* [O que se espera] Extraia, sem nenhuma alteração, as linhas dos registros desde o início até a linha que contém "- close-icon[interactable]: ×: [1061, 16, 1067, 27]", incluindo esta última.

=== Dados disponíveis ===

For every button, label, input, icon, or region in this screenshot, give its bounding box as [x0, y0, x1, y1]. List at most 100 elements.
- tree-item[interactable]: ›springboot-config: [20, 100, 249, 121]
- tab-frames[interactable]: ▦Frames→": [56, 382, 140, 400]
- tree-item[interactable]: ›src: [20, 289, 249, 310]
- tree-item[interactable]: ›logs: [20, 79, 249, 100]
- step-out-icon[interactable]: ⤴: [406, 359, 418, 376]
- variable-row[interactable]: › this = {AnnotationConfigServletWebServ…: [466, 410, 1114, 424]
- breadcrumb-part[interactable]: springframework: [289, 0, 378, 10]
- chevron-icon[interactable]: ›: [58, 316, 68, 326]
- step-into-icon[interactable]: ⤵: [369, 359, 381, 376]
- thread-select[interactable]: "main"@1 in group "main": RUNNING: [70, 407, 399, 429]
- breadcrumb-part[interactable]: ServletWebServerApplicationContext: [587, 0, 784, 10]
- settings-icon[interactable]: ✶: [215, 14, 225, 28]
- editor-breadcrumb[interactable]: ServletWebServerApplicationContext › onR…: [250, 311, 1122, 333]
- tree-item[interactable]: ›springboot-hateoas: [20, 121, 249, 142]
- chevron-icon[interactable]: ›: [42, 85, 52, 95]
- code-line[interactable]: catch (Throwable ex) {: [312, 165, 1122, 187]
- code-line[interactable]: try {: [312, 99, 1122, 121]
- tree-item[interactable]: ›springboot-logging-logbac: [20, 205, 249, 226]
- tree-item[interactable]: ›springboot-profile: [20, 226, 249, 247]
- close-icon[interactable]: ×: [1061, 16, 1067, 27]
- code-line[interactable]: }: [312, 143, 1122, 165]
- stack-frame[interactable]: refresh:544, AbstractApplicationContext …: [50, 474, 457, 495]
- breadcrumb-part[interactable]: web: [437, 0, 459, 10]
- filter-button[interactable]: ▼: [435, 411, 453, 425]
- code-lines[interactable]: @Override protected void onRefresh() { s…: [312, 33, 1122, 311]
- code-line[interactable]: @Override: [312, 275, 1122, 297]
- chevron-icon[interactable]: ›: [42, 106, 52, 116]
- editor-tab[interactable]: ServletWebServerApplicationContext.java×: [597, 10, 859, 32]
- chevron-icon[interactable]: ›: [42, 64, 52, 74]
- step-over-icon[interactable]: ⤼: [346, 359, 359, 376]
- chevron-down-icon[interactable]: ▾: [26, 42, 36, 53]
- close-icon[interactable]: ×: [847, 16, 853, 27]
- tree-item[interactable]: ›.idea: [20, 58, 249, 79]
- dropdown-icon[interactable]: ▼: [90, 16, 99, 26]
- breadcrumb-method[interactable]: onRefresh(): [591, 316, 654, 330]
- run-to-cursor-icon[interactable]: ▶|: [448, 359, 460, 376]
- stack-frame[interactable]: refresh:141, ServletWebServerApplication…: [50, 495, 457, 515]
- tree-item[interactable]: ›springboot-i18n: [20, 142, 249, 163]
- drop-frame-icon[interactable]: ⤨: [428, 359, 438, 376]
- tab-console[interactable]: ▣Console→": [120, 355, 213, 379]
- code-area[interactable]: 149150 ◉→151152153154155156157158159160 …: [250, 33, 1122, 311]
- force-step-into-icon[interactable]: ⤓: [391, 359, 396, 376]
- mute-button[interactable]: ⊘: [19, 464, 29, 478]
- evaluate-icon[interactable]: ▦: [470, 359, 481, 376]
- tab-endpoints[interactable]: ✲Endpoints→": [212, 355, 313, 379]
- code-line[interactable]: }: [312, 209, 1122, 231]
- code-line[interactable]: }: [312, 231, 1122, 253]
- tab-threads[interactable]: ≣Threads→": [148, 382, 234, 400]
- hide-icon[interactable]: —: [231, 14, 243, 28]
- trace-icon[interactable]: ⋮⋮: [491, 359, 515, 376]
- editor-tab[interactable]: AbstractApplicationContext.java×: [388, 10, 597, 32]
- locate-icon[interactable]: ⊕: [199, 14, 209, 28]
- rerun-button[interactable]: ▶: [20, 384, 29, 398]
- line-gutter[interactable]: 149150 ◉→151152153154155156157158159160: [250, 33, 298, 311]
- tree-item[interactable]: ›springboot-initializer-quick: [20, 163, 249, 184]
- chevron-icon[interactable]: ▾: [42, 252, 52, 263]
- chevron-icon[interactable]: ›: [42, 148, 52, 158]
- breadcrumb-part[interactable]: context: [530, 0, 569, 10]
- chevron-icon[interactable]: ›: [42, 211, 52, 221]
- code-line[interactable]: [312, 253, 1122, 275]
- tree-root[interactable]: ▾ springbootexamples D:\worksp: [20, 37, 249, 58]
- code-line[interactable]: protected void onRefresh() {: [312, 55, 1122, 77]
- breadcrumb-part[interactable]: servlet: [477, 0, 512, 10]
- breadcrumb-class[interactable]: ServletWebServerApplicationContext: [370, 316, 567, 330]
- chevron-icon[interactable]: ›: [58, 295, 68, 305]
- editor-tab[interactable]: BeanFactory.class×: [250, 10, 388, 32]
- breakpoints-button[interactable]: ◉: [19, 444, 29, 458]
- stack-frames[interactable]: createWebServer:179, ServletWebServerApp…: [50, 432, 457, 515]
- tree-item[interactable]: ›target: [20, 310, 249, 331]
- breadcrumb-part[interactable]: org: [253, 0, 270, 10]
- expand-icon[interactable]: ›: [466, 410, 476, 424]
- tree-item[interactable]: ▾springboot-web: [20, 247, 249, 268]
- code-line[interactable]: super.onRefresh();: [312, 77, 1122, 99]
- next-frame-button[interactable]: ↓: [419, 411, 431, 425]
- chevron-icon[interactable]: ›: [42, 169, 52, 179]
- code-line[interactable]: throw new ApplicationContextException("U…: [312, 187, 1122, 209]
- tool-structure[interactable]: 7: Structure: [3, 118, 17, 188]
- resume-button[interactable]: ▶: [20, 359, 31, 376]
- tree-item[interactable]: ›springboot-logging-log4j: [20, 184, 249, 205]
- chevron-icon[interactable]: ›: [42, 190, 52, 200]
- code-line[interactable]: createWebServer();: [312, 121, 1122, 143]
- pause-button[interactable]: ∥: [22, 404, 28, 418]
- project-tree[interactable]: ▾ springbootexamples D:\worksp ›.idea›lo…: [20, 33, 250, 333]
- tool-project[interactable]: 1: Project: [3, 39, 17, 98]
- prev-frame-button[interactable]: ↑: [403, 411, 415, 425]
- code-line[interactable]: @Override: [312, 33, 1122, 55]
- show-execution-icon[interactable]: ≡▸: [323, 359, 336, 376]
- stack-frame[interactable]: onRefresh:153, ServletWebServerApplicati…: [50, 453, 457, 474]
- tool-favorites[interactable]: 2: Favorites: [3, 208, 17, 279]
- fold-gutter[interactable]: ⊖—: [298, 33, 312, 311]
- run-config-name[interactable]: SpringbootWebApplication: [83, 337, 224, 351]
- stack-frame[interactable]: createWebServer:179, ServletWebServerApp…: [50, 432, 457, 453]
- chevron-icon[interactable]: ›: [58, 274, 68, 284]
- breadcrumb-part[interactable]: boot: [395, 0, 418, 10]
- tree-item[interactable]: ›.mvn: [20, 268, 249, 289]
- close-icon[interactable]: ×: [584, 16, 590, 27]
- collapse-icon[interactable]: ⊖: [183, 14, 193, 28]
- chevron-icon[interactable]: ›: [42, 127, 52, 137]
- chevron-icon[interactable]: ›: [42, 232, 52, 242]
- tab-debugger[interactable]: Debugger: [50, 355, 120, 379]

===

* [Solução do exercício]
For every button, label, input, icon, or region in this screenshot, give its bounding box as [x0, y0, x1, y1]. List at most 100 elements.
- tree-item[interactable]: ›springboot-config: [20, 100, 249, 121]
- tab-frames[interactable]: ▦Frames→": [56, 382, 140, 400]
- tree-item[interactable]: ›src: [20, 289, 249, 310]
- tree-item[interactable]: ›logs: [20, 79, 249, 100]
- step-out-icon[interactable]: ⤴: [406, 359, 418, 376]
- variable-row[interactable]: › this = {AnnotationConfigServletWebServ…: [466, 410, 1114, 424]
- breadcrumb-part[interactable]: springframework: [289, 0, 378, 10]
- chevron-icon[interactable]: ›: [58, 316, 68, 326]
- step-into-icon[interactable]: ⤵: [369, 359, 381, 376]
- thread-select[interactable]: "main"@1 in group "main": RUNNING: [70, 407, 399, 429]
- breadcrumb-part[interactable]: ServletWebServerApplicationContext: [587, 0, 784, 10]
- settings-icon[interactable]: ✶: [215, 14, 225, 28]
- editor-breadcrumb[interactable]: ServletWebServerApplicationContext › onR…: [250, 311, 1122, 333]
- tree-item[interactable]: ›springboot-hateoas: [20, 121, 249, 142]
- chevron-icon[interactable]: ›: [42, 85, 52, 95]
- code-line[interactable]: catch (Throwable ex) {: [312, 165, 1122, 187]
- code-line[interactable]: try {: [312, 99, 1122, 121]
- tree-item[interactable]: ›springboot-logging-logbac: [20, 205, 249, 226]
- tree-item[interactable]: ›springboot-profile: [20, 226, 249, 247]
- close-icon[interactable]: ×: [1061, 16, 1067, 27]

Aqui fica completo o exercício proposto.